Copy all lines of the listing that include the string "name".

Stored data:

● ● ● ● ● ● ●

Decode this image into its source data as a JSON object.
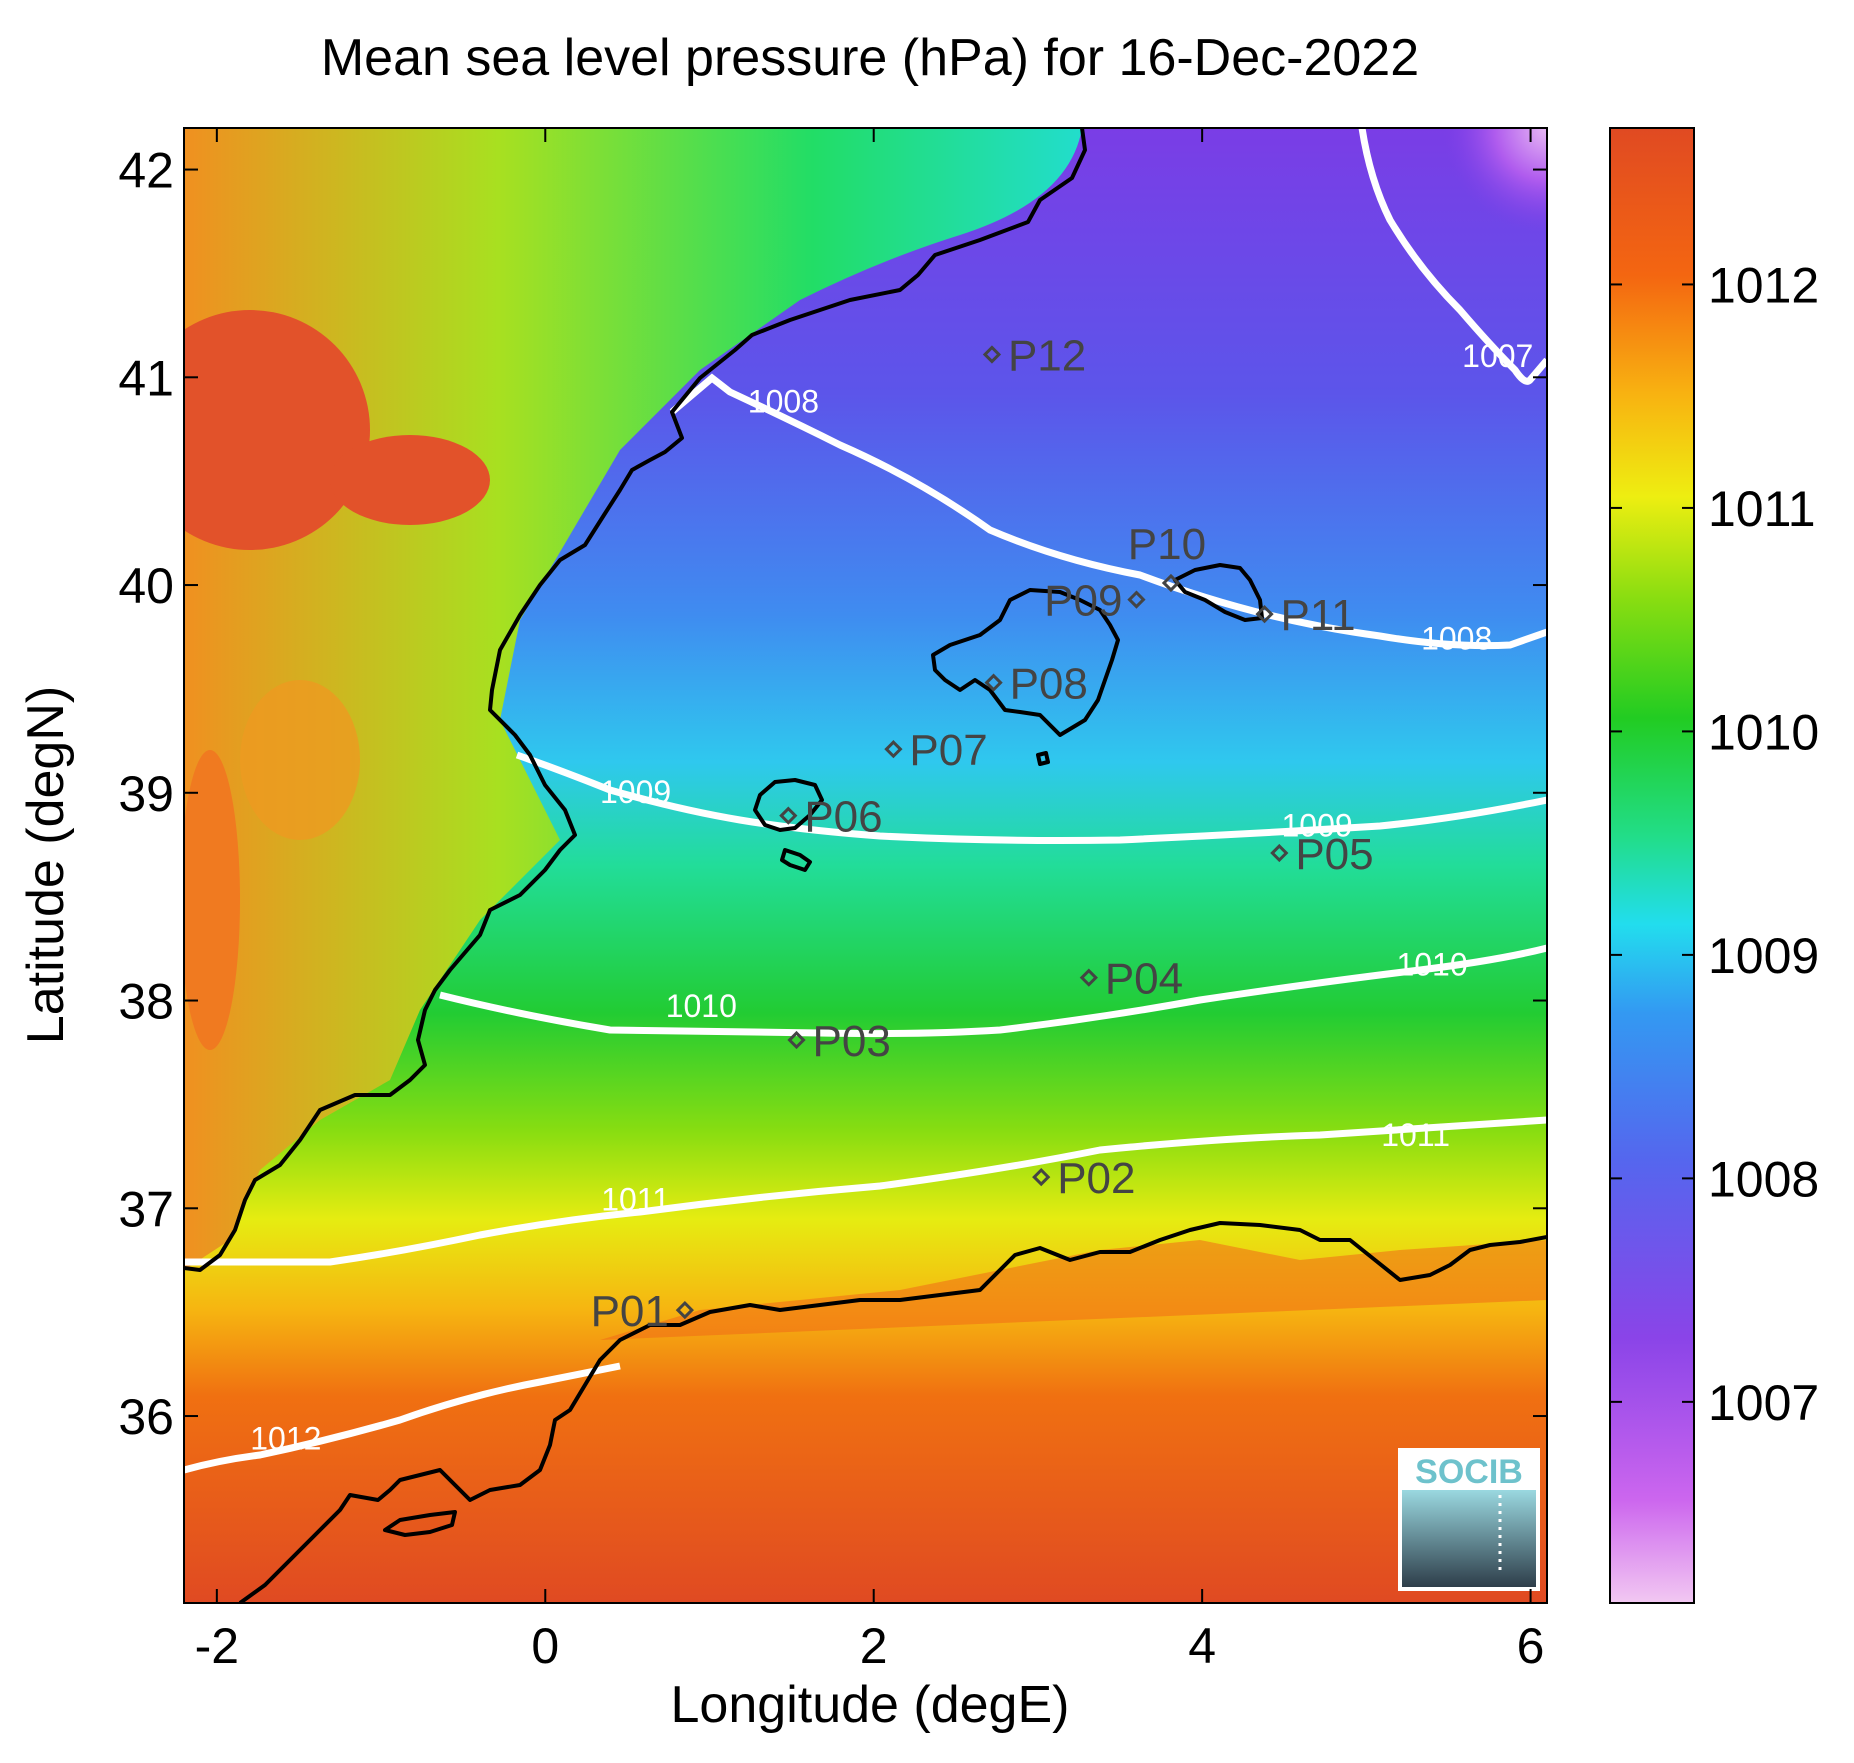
{
  "title": "Mean sea level pressure (hPa) for 16-Dec-2022",
  "xlabel": "Longitude (degE)",
  "ylabel": "Latitude (degN)",
  "x_ticks": [
    "-2",
    "0",
    "2",
    "4",
    "6"
  ],
  "y_ticks": [
    "42",
    "41",
    "40",
    "39",
    "38",
    "37",
    "36"
  ],
  "x_tick_values": [
    -2,
    0,
    2,
    4,
    6
  ],
  "y_tick_values": [
    42,
    41,
    40,
    39,
    38,
    37,
    36
  ],
  "xlim": [
    -2.2,
    6.1
  ],
  "ylim": [
    35.1,
    42.2
  ],
  "colorbar": {
    "ticks": [
      "1012",
      "1011",
      "1010",
      "1009",
      "1008",
      "1007"
    ],
    "tick_values": [
      1012,
      1011,
      1010,
      1009,
      1008,
      1007
    ],
    "range": [
      1006.1,
      1012.7
    ],
    "colors": [
      "#f2c8f2",
      "#cc66ee",
      "#8a44e8",
      "#5566ee",
      "#3399f2",
      "#22ddee",
      "#22dd88",
      "#22cc22",
      "#88dd11",
      "#eeee11",
      "#f8b211",
      "#f46611",
      "#e04a22"
    ]
  },
  "contours": [
    {
      "label": "1007",
      "label_pos": [
        5.8,
        41.05
      ]
    },
    {
      "label": "1008",
      "label_pos": [
        1.45,
        40.83
      ]
    },
    {
      "label": "1008",
      "label_pos": [
        5.55,
        39.69
      ]
    },
    {
      "label": "1009",
      "label_pos": [
        0.55,
        38.95
      ]
    },
    {
      "label": "1009",
      "label_pos": [
        4.7,
        38.79
      ]
    },
    {
      "label": "1010",
      "label_pos": [
        0.95,
        37.92
      ]
    },
    {
      "label": "1010",
      "label_pos": [
        5.4,
        38.12
      ]
    },
    {
      "label": "1011",
      "label_pos": [
        0.55,
        36.99
      ]
    },
    {
      "label": "1011",
      "label_pos": [
        5.3,
        37.3
      ]
    },
    {
      "label": "1012",
      "label_pos": [
        -1.58,
        35.84
      ]
    }
  ],
  "stations": [
    {
      "name": "P01",
      "lon": 0.85,
      "lat": 36.51,
      "label_side": "left"
    },
    {
      "name": "P02",
      "lon": 3.02,
      "lat": 37.15,
      "label_side": "right"
    },
    {
      "name": "P03",
      "lon": 1.53,
      "lat": 37.81,
      "label_side": "right"
    },
    {
      "name": "P04",
      "lon": 3.31,
      "lat": 38.11,
      "label_side": "right"
    },
    {
      "name": "P05",
      "lon": 4.47,
      "lat": 38.71,
      "label_side": "right"
    },
    {
      "name": "P06",
      "lon": 1.48,
      "lat": 38.89,
      "label_side": "right"
    },
    {
      "name": "P07",
      "lon": 2.12,
      "lat": 39.21,
      "label_side": "right"
    },
    {
      "name": "P08",
      "lon": 2.73,
      "lat": 39.53,
      "label_side": "right"
    },
    {
      "name": "P09",
      "lon": 3.6,
      "lat": 39.93,
      "label_side": "leftover"
    },
    {
      "name": "P10",
      "lon": 3.81,
      "lat": 40.01,
      "label_side": "above"
    },
    {
      "name": "P11",
      "lon": 4.38,
      "lat": 39.86,
      "label_side": "right"
    },
    {
      "name": "P12",
      "lon": 2.72,
      "lat": 41.11,
      "label_side": "right"
    }
  ],
  "logo": {
    "text": "SOCIB"
  }
}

● ● ● ● ● ● ●

# [RESPONSE BELOW]
      "name": "P01",
      "name": "P02",
      "name": "P03",
      "name": "P04",
      "name": "P05",
      "name": "P06",
      "name": "P07",
      "name": "P08",
      "name": "P09",
      "name": "P10",
      "name": "P11",
      "name": "P12",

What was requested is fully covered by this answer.